» Work instructions: Return the lines verbatim, starting at the first line and ending at the line that contains "annotation-background bbox=[132, 47, 181, 63]", with both of those lines included.

══════════════════════════════

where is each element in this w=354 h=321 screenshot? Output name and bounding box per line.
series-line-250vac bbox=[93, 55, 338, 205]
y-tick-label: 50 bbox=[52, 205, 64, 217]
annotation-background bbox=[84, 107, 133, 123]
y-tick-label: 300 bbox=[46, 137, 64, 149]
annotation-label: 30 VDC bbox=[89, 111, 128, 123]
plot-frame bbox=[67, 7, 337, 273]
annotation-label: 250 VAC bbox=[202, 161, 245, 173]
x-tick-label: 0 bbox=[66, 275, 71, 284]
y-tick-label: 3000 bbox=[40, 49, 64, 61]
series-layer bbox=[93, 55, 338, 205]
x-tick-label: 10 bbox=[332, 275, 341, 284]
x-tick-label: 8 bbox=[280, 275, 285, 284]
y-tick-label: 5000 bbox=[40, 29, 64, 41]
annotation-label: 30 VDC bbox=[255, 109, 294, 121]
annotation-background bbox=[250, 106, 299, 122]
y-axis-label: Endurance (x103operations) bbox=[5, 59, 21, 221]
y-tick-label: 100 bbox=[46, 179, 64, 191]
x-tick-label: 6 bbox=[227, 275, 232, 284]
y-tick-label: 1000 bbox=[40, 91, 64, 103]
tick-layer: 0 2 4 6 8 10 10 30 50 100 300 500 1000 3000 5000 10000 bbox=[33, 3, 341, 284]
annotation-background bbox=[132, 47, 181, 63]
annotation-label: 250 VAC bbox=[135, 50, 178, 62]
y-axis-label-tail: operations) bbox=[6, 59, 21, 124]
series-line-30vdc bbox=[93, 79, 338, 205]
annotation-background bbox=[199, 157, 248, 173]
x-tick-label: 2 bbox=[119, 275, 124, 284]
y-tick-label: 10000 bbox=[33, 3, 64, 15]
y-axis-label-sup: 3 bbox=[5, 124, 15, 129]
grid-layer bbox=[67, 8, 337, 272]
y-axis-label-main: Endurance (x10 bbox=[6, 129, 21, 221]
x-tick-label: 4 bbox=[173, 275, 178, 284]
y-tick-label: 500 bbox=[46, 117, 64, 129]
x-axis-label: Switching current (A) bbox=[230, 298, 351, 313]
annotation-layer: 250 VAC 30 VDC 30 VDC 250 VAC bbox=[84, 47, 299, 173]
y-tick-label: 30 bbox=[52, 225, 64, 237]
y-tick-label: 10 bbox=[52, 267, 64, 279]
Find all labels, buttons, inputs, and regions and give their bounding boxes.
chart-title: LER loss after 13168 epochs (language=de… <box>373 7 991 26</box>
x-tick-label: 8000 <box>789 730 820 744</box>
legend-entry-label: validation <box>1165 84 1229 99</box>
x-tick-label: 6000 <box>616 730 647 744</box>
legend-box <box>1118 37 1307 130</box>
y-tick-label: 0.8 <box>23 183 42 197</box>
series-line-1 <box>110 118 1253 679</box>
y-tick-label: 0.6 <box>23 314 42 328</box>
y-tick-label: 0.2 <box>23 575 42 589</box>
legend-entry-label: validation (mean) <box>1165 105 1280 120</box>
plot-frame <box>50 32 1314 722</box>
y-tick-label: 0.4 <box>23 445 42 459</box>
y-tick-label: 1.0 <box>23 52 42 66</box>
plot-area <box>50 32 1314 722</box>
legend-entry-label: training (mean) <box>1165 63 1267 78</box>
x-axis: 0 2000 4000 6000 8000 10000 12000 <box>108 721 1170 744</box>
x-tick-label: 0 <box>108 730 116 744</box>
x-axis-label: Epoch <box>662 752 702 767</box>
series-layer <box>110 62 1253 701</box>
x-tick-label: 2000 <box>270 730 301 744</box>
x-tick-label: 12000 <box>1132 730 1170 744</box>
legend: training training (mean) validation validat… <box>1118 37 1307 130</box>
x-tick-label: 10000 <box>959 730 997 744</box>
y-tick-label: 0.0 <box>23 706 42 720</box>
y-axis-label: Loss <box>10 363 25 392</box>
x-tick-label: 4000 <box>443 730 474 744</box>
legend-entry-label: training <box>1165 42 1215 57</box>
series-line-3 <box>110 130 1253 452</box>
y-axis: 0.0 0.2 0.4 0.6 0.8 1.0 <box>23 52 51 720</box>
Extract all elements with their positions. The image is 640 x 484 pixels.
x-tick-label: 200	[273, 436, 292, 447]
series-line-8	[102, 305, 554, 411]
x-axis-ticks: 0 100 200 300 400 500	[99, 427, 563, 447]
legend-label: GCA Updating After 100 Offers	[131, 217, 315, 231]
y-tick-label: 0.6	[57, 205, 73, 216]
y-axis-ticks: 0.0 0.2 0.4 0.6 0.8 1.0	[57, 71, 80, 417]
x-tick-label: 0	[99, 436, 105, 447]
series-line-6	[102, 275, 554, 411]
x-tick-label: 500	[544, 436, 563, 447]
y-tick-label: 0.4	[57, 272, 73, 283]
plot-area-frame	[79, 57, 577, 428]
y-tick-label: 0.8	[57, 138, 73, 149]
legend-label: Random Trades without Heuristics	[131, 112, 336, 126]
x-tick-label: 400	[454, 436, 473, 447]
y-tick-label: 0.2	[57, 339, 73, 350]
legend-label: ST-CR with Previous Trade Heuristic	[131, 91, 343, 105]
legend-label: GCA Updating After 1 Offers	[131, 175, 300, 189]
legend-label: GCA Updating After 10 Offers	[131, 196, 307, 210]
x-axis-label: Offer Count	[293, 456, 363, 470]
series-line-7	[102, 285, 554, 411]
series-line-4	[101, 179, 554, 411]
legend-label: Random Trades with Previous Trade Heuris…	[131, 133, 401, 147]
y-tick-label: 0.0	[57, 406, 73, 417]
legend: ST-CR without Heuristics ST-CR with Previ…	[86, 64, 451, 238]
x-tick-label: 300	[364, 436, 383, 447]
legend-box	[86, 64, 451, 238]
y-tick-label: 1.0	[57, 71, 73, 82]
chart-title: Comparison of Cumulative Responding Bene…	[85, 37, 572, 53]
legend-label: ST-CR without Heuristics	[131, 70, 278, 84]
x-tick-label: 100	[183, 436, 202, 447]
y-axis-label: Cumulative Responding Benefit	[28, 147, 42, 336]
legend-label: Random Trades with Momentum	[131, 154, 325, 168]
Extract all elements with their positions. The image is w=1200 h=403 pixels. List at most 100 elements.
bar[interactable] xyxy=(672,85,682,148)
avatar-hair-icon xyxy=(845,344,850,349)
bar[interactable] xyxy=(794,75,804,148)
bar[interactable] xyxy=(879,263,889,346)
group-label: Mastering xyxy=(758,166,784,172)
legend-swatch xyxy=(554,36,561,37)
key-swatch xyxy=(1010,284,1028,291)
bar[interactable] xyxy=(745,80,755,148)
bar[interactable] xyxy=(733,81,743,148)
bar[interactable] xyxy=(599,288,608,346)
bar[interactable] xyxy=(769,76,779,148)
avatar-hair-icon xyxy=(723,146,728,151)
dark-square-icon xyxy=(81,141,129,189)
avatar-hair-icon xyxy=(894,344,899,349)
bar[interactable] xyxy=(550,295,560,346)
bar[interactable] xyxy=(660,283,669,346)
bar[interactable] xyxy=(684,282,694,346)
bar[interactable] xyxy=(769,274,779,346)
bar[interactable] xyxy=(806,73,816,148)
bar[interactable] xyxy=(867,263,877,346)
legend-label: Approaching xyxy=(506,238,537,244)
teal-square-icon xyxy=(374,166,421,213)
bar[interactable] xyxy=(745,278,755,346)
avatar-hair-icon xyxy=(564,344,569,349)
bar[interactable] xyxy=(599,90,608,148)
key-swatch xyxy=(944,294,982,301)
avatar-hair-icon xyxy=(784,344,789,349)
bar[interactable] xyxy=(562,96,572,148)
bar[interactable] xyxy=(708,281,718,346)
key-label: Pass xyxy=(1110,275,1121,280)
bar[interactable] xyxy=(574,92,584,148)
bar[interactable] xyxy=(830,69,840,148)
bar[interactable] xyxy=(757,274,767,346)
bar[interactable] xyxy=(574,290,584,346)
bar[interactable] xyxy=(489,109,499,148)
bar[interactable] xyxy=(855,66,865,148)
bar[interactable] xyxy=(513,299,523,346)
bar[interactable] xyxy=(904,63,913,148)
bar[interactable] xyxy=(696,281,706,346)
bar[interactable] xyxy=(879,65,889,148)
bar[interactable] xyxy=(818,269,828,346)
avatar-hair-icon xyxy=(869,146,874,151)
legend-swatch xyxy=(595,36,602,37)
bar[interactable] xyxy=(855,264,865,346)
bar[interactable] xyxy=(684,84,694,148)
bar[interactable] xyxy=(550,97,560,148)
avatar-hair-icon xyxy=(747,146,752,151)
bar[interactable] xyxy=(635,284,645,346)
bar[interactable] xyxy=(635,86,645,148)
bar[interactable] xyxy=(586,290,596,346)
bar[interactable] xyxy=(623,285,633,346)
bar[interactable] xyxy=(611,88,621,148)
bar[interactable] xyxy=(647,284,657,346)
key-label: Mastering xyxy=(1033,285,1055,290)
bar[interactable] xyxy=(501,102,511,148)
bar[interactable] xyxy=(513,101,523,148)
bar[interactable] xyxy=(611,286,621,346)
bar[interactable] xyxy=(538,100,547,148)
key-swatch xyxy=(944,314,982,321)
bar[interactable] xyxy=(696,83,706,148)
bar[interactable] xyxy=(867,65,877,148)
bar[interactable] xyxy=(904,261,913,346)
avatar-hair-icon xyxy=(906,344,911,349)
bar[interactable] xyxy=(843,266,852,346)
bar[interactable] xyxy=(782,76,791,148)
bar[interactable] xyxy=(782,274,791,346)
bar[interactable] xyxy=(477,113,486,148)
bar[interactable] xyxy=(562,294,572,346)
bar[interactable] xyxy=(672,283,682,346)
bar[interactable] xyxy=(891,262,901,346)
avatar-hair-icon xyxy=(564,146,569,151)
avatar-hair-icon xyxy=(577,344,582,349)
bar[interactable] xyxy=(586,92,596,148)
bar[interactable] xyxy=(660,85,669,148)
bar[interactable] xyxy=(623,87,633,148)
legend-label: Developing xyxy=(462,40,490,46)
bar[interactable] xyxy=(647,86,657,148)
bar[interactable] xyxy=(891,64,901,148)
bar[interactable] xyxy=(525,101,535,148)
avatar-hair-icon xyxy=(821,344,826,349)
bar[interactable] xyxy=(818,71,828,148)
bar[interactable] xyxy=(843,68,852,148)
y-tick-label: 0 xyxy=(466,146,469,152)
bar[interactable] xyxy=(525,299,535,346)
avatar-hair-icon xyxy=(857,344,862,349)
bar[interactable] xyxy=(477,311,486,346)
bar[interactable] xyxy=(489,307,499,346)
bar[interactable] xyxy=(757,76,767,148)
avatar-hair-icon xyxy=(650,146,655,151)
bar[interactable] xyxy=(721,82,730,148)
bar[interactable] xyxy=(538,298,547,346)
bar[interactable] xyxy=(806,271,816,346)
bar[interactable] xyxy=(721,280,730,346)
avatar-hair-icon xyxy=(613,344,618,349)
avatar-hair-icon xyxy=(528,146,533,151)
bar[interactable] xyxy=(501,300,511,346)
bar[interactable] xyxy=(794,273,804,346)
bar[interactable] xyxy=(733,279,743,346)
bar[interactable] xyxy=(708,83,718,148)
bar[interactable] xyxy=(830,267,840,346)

══════════════════════════════

» Response below:
where is each element in this w=354 h=321 screenshot? Output name and bounding box per line.
series-line-250vac bbox=[93, 55, 338, 205]
y-tick-label: 50 bbox=[52, 205, 64, 217]
annotation-background bbox=[84, 107, 133, 123]
y-tick-label: 300 bbox=[46, 137, 64, 149]
annotation-label: 30 VDC bbox=[89, 111, 128, 123]
plot-frame bbox=[67, 7, 337, 273]
annotation-label: 250 VAC bbox=[202, 161, 245, 173]
x-tick-label: 0 bbox=[66, 275, 71, 284]
y-tick-label: 3000 bbox=[40, 49, 64, 61]
series-layer bbox=[93, 55, 338, 205]
x-tick-label: 10 bbox=[332, 275, 341, 284]
x-tick-label: 8 bbox=[280, 275, 285, 284]
y-tick-label: 5000 bbox=[40, 29, 64, 41]
annotation-label: 30 VDC bbox=[255, 109, 294, 121]
annotation-background bbox=[250, 106, 299, 122]
y-axis-label: Endurance (x103operations) bbox=[5, 59, 21, 221]
y-tick-label: 100 bbox=[46, 179, 64, 191]
x-tick-label: 6 bbox=[227, 275, 232, 284]
y-tick-label: 1000 bbox=[40, 91, 64, 103]
tick-layer: 0 2 4 6 8 10 10 30 50 100 300 500 1000 3000 5000 10000 bbox=[33, 3, 341, 284]
annotation-background bbox=[132, 47, 181, 63]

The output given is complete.